Aim: Look over the lines below. Report each one that includes the string "name".

Extracted material:
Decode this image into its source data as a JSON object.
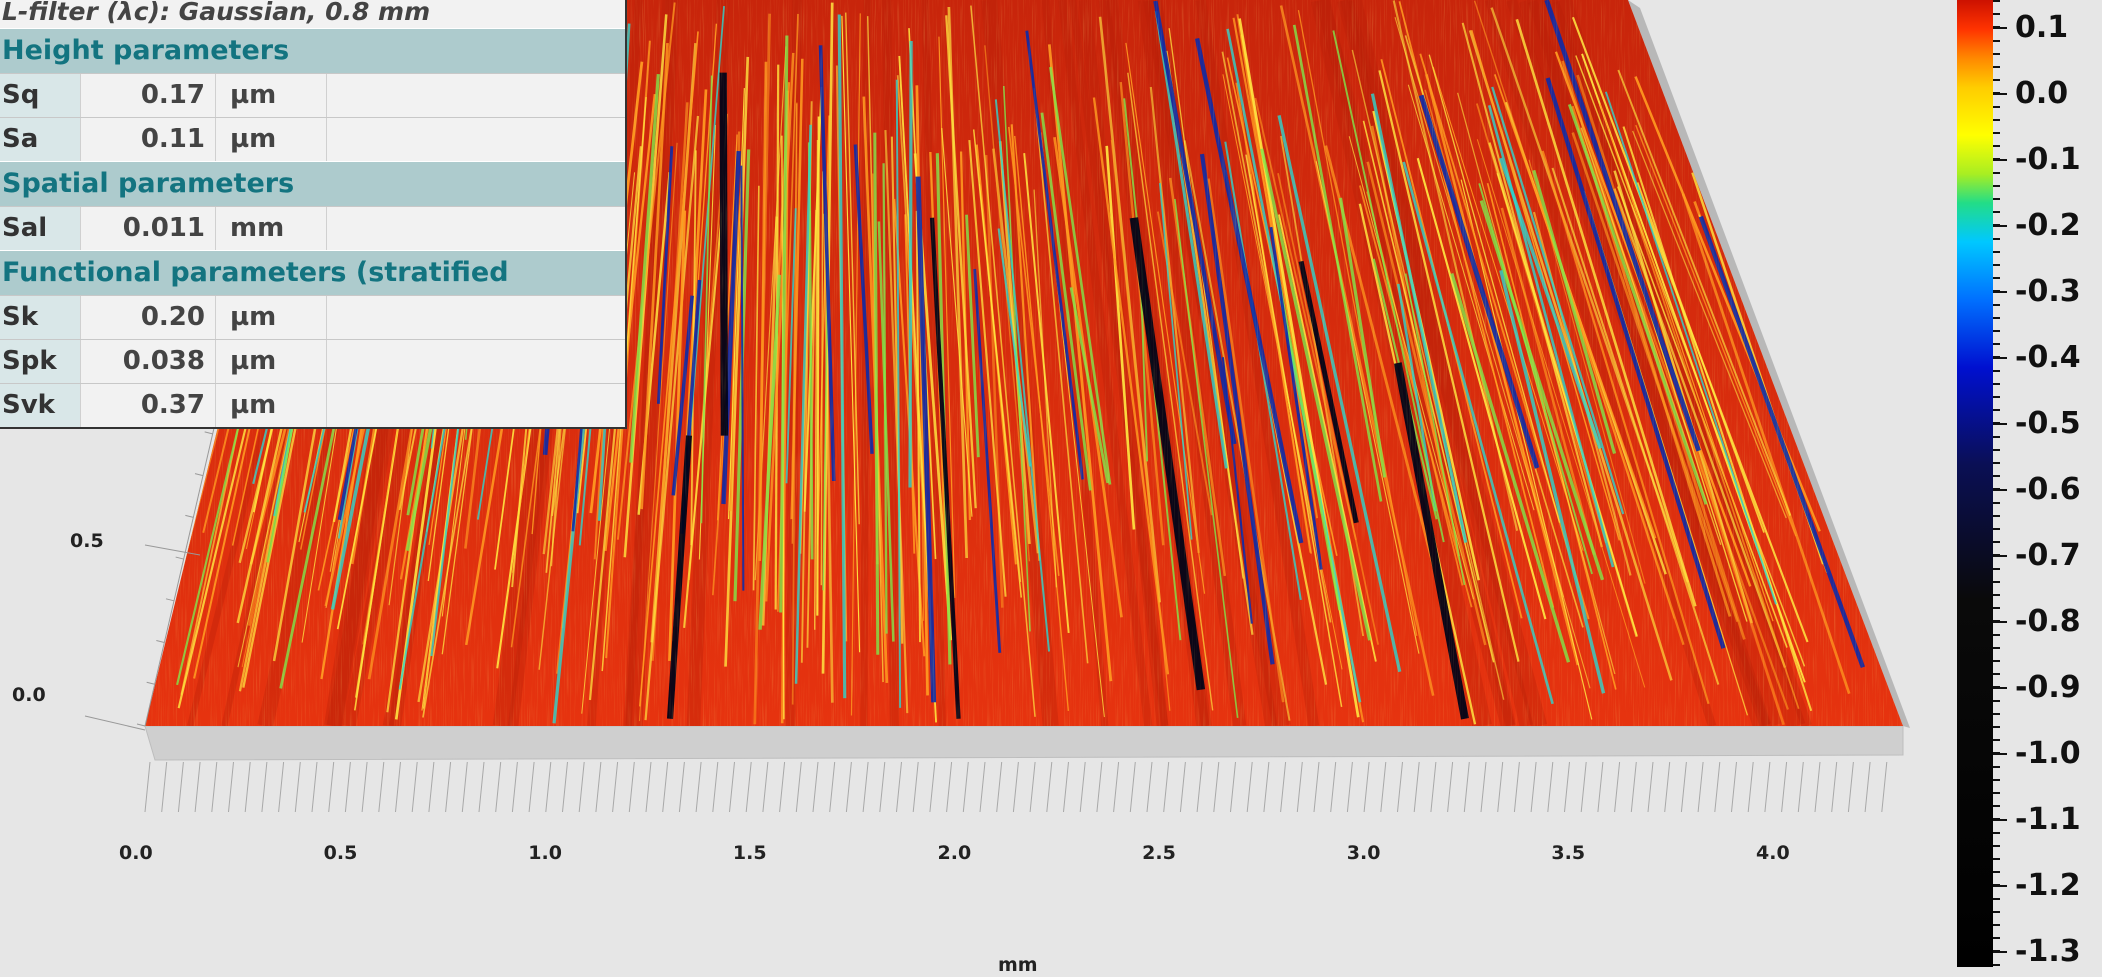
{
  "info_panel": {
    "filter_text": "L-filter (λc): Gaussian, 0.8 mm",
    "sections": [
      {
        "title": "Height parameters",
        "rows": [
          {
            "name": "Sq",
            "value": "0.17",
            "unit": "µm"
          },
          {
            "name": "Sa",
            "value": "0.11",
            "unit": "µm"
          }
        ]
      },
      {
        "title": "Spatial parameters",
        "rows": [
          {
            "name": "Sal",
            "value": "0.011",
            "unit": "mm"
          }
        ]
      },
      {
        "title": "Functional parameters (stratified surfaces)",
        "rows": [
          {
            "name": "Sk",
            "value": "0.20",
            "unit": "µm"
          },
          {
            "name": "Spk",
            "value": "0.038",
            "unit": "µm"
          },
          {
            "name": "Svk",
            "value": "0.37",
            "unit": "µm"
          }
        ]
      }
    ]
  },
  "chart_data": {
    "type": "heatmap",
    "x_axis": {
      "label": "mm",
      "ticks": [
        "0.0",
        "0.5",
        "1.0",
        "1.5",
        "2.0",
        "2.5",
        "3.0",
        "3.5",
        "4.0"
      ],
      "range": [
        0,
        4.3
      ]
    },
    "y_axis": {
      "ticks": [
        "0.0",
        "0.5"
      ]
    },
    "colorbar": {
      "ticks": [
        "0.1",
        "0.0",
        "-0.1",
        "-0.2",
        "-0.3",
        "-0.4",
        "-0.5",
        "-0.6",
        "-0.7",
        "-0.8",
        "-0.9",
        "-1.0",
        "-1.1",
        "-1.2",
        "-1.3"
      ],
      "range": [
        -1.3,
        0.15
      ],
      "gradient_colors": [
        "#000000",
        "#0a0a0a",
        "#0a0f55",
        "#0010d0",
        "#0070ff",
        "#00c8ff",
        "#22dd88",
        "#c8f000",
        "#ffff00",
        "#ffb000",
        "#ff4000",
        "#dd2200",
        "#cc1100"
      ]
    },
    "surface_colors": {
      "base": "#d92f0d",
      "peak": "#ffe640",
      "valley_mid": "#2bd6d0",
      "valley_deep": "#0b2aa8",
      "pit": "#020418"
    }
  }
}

Written solution:
            "name": "Sq",
            "name": "Sa",
            "name": "Sal",
            "name": "Sk",
            "name": "Spk",
            "name": "Svk",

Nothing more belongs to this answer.